What this task involves: Lines that contain the string "financiera" are to be copied; leave out all others.

[Data entries]

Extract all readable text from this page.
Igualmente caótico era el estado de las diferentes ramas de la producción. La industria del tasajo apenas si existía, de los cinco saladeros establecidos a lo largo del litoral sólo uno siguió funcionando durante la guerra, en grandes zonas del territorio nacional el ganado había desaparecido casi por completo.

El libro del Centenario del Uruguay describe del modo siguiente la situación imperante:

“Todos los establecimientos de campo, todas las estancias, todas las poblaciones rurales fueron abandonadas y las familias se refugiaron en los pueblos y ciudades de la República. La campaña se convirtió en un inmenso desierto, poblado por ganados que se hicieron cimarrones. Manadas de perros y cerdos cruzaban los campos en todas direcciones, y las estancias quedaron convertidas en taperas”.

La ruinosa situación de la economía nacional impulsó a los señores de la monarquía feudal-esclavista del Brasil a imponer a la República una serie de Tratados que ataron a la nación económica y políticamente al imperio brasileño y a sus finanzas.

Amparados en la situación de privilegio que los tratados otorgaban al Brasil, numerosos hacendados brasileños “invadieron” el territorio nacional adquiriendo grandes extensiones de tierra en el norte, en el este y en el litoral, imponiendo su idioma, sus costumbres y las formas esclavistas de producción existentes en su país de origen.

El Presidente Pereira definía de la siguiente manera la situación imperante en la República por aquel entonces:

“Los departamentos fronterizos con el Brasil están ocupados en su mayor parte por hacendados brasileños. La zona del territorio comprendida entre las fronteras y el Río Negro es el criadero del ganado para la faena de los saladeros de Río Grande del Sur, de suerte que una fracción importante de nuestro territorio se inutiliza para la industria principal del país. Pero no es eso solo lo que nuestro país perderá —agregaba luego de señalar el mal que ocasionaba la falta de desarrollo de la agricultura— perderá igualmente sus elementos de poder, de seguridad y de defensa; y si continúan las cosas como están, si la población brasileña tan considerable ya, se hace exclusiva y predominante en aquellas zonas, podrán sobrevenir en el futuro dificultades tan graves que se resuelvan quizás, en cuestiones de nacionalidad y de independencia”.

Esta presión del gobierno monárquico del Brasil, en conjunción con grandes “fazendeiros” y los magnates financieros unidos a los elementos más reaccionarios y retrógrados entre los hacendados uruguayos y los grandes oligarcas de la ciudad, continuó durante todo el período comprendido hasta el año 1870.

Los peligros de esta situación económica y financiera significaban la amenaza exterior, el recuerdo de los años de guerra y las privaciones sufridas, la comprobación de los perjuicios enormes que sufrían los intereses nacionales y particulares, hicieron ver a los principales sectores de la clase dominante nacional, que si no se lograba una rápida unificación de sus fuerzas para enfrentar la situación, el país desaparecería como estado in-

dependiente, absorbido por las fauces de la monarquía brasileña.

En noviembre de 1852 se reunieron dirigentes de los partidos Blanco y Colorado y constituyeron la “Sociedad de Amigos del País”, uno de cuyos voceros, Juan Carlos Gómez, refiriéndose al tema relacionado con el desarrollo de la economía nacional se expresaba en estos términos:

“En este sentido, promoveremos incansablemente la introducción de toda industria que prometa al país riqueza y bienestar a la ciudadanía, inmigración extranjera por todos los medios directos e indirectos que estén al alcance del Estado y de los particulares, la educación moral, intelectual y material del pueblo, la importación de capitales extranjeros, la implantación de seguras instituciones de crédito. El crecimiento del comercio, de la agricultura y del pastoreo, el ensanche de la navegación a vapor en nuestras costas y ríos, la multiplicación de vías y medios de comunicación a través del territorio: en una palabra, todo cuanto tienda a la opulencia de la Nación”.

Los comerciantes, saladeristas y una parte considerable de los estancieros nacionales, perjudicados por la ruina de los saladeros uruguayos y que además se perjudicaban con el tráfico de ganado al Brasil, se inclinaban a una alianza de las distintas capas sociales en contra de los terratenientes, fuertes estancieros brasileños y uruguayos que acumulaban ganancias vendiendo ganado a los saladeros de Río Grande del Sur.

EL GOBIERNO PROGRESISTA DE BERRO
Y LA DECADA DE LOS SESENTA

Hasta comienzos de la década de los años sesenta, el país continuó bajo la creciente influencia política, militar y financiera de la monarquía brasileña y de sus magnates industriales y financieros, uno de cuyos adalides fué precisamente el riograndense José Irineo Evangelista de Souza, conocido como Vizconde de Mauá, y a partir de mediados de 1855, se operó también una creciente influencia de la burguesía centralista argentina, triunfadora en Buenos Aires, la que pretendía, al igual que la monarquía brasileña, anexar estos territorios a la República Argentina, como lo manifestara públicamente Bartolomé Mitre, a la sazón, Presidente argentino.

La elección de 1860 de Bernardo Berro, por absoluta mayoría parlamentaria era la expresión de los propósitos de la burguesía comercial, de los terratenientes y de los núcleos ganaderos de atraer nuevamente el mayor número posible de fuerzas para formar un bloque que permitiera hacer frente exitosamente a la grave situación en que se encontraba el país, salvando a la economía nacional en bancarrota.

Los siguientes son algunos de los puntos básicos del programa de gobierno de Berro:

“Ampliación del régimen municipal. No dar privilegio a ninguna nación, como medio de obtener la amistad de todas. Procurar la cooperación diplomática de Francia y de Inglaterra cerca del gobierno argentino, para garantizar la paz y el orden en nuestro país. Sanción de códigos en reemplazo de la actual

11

Exercise result:
Los peligros de esta situación económica y financiera significaban la amenaza exterior, el recuerdo de los años de guerra y las privaciones sufridas, la comprobación de los perjuicios enormes que sufrían los intereses nacionales y particulares, hicieron ver a los principales sectores de la clase dominante nacional, que si no se lograba una rápida unificación de sus fuerzas para enfrentar la situación, el país desaparecería como estado in-
Hasta comienzos de la década de los años sesenta, el país continuó bajo la creciente influencia política, militar y financiera de la monarquía brasileña y de sus magnates industriales y financieros, uno de cuyos adalides fué precisamente el riograndense José Irineo Evangelista de Souza, conocido como Vizconde de Mauá, y a partir de mediados de 1855, se operó también una creciente influencia de la burguesía centralista argentina, triunfadora en Buenos Aires, la que pretendía, al igual que la monarquía brasileña, anexar estos territorios a la República Argentina, como lo manifestara públicamente Bartolomé Mitre, a la sazón, Presidente argentino.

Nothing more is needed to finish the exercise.